Items from a data source:
··········
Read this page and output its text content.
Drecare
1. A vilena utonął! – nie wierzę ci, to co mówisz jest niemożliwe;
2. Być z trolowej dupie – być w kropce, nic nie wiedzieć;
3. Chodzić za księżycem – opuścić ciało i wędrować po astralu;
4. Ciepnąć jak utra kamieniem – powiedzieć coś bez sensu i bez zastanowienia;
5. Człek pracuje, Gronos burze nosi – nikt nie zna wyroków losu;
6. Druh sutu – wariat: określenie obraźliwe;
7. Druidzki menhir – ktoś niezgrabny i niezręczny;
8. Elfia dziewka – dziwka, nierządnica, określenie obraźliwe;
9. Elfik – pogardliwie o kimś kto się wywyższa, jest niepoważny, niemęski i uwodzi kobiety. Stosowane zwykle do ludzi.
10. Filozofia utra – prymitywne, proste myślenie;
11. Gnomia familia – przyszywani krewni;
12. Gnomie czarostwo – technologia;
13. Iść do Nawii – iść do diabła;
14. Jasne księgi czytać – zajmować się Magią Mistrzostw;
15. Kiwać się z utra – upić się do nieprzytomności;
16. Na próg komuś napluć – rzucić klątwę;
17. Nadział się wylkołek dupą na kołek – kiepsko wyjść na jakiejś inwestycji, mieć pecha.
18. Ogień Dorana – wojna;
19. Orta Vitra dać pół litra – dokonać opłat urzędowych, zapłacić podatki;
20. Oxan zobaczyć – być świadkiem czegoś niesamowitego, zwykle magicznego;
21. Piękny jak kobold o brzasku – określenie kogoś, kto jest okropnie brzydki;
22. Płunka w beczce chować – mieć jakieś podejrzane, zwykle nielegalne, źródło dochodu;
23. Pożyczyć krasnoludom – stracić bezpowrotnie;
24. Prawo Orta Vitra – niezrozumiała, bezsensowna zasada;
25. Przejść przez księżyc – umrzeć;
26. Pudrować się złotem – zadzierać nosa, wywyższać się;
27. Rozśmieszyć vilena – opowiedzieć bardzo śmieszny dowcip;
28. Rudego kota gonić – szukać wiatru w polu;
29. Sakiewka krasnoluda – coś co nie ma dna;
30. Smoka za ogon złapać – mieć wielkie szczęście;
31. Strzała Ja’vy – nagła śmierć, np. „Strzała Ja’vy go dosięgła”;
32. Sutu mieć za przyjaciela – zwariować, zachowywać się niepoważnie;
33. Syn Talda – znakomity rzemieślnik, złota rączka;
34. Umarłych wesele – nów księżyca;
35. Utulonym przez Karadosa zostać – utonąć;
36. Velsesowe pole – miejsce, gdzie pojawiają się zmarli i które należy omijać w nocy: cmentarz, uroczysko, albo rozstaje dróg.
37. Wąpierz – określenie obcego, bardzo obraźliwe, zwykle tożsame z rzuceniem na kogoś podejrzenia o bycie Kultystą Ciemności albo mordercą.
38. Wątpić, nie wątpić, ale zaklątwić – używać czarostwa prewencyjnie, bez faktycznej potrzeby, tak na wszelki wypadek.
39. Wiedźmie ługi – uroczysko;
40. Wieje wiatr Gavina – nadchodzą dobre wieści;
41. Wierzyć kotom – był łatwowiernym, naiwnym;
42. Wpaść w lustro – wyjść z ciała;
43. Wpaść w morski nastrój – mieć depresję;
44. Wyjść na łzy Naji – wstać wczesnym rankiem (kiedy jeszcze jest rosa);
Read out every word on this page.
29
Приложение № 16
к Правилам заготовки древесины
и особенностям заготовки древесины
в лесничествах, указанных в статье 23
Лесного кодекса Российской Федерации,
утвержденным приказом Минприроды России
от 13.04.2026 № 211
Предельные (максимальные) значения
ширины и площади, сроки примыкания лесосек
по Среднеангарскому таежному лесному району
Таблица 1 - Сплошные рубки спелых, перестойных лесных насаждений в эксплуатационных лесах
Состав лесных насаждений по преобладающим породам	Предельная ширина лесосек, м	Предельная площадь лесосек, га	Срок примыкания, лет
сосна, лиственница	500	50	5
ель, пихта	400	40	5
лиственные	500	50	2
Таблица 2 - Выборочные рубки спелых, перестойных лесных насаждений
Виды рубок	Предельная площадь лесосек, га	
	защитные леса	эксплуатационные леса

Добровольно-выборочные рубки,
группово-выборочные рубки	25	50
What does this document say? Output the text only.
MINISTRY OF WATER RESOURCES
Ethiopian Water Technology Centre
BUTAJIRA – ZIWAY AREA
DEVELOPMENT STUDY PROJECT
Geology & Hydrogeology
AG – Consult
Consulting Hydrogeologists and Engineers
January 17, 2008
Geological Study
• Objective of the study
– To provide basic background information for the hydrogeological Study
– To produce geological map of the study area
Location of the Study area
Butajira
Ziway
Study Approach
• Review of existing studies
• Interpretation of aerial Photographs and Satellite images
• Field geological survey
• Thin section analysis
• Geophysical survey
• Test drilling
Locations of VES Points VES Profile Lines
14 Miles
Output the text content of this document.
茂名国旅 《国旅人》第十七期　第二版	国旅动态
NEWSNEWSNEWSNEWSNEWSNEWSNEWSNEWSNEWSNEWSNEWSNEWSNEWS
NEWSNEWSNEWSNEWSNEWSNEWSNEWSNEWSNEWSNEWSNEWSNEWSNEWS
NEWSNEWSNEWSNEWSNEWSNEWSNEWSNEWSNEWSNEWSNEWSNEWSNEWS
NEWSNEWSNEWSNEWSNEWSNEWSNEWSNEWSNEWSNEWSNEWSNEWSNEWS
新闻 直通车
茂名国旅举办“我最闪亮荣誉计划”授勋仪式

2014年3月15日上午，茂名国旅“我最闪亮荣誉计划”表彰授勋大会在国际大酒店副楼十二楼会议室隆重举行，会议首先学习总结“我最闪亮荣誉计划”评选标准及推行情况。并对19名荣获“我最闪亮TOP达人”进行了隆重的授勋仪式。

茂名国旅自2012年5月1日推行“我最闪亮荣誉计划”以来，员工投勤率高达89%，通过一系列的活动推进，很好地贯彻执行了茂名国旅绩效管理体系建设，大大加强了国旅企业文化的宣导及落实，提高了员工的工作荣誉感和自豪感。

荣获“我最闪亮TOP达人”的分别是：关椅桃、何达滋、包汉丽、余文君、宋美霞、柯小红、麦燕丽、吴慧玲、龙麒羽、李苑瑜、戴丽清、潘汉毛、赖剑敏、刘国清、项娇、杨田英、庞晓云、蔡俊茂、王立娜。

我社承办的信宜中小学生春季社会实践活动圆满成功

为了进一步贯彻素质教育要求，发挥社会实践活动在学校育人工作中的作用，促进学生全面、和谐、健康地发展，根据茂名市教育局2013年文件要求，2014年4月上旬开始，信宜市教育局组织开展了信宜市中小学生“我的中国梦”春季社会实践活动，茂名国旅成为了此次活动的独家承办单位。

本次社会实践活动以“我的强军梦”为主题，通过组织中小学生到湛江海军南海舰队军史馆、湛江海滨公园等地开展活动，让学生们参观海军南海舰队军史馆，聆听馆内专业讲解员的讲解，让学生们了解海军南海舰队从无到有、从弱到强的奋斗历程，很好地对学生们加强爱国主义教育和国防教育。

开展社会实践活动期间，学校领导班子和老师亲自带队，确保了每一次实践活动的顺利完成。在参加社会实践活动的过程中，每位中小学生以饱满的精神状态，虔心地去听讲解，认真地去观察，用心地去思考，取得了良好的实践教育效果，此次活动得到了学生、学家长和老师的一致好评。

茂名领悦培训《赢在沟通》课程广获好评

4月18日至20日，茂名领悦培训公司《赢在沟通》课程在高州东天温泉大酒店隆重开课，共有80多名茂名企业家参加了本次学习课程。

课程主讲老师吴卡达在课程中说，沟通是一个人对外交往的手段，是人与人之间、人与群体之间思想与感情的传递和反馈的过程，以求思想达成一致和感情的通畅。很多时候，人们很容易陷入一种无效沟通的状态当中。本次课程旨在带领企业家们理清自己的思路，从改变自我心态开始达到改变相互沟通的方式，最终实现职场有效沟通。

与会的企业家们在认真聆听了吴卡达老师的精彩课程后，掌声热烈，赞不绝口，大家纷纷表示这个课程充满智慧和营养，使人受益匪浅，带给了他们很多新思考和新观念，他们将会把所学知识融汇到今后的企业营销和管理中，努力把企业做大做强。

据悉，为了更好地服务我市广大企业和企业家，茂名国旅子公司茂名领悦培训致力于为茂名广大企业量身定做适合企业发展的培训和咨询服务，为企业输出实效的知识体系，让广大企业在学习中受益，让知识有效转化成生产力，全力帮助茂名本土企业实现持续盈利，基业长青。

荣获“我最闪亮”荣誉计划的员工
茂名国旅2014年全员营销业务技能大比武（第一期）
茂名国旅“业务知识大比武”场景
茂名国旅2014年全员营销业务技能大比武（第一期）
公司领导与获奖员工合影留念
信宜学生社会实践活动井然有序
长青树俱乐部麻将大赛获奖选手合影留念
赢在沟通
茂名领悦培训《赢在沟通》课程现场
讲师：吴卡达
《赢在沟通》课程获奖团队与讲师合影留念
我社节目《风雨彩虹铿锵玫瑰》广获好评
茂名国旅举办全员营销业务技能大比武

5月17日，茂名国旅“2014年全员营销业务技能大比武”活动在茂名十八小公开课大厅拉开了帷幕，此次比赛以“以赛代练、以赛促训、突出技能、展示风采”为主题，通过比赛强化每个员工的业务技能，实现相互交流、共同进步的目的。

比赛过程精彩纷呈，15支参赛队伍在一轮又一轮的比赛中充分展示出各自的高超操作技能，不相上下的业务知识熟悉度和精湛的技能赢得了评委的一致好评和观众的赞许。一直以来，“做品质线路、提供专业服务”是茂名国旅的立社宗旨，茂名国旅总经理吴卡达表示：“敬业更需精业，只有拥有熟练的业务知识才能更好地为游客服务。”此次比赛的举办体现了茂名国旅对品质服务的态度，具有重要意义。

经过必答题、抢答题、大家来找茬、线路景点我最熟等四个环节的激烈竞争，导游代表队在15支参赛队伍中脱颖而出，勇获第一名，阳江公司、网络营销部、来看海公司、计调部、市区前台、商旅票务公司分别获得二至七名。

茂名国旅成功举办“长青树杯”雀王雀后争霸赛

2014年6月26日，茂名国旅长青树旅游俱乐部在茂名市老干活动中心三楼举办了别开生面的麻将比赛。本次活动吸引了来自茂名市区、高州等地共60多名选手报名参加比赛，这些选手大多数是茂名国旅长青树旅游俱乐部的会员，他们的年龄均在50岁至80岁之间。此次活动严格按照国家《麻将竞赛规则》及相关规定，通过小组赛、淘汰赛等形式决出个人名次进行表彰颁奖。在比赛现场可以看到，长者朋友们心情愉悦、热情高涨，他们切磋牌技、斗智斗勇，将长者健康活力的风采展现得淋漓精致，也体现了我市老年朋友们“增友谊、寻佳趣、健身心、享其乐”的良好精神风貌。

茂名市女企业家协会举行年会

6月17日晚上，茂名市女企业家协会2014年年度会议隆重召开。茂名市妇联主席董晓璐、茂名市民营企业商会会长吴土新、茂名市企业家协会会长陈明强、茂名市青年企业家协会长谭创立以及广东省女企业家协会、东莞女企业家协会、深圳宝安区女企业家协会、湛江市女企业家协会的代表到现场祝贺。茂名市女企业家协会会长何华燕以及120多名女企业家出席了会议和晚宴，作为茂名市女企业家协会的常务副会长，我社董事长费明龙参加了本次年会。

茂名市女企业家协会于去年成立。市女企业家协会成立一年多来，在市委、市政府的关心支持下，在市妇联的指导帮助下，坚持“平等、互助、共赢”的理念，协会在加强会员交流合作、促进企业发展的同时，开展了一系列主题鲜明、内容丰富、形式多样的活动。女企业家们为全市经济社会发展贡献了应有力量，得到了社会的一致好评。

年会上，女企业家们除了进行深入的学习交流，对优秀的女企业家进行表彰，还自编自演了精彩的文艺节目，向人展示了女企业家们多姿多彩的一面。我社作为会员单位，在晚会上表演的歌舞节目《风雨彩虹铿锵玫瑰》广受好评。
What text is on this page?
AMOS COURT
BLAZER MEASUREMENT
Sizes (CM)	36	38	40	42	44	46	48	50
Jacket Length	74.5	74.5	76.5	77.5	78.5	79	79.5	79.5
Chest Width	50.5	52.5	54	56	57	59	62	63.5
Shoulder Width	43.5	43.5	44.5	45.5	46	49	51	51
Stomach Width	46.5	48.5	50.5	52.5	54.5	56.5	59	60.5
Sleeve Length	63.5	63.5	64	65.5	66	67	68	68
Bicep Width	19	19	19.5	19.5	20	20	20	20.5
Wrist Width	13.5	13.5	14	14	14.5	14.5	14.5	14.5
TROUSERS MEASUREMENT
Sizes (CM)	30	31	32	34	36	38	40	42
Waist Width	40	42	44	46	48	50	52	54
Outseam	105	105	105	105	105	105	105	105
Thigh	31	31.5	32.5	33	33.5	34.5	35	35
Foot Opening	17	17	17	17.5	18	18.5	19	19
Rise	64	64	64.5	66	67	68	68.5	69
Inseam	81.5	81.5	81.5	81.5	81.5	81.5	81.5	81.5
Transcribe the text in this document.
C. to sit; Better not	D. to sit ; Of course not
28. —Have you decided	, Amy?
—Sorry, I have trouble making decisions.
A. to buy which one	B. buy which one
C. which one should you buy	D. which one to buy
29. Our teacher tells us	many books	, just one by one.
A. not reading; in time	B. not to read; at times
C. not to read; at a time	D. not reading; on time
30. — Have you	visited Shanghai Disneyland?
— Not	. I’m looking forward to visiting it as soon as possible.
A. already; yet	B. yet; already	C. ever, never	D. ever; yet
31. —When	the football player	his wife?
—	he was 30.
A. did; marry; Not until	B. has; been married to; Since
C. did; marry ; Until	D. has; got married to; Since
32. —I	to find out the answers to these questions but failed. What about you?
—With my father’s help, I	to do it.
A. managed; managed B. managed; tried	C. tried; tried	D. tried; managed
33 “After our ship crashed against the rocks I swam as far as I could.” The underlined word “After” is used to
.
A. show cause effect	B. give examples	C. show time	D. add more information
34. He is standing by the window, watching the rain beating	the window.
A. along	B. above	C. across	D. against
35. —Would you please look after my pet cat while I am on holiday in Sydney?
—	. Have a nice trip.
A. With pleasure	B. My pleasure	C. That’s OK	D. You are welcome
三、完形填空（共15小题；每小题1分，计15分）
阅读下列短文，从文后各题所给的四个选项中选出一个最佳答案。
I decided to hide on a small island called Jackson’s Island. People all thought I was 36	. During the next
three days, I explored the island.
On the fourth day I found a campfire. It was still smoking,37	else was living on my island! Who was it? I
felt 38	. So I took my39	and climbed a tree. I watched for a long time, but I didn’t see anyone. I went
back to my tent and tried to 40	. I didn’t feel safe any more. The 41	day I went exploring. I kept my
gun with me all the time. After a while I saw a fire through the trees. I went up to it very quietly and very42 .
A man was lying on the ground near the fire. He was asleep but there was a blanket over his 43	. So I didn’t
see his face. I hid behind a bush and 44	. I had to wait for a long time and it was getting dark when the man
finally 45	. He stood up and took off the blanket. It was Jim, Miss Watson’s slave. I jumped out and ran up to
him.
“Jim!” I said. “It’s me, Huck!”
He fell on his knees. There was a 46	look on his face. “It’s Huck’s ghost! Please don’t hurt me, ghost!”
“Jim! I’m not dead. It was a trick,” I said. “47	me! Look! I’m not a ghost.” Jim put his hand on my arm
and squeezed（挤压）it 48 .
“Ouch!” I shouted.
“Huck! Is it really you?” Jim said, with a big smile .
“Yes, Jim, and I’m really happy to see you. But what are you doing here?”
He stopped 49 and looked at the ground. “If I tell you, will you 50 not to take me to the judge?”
··········
§ **What is needed**
Return every line above that contains the word "kogoś".

§ **Completed task**
21. Piękny jak kobold o brzasku – określenie kogoś, kto jest okropnie brzydki;
37. Wąpierz – określenie obcego, bardzo obraźliwe, zwykle tożsame z rzuceniem na kogoś podejrzenia o bycie Kultystą Ciemności albo mordercą.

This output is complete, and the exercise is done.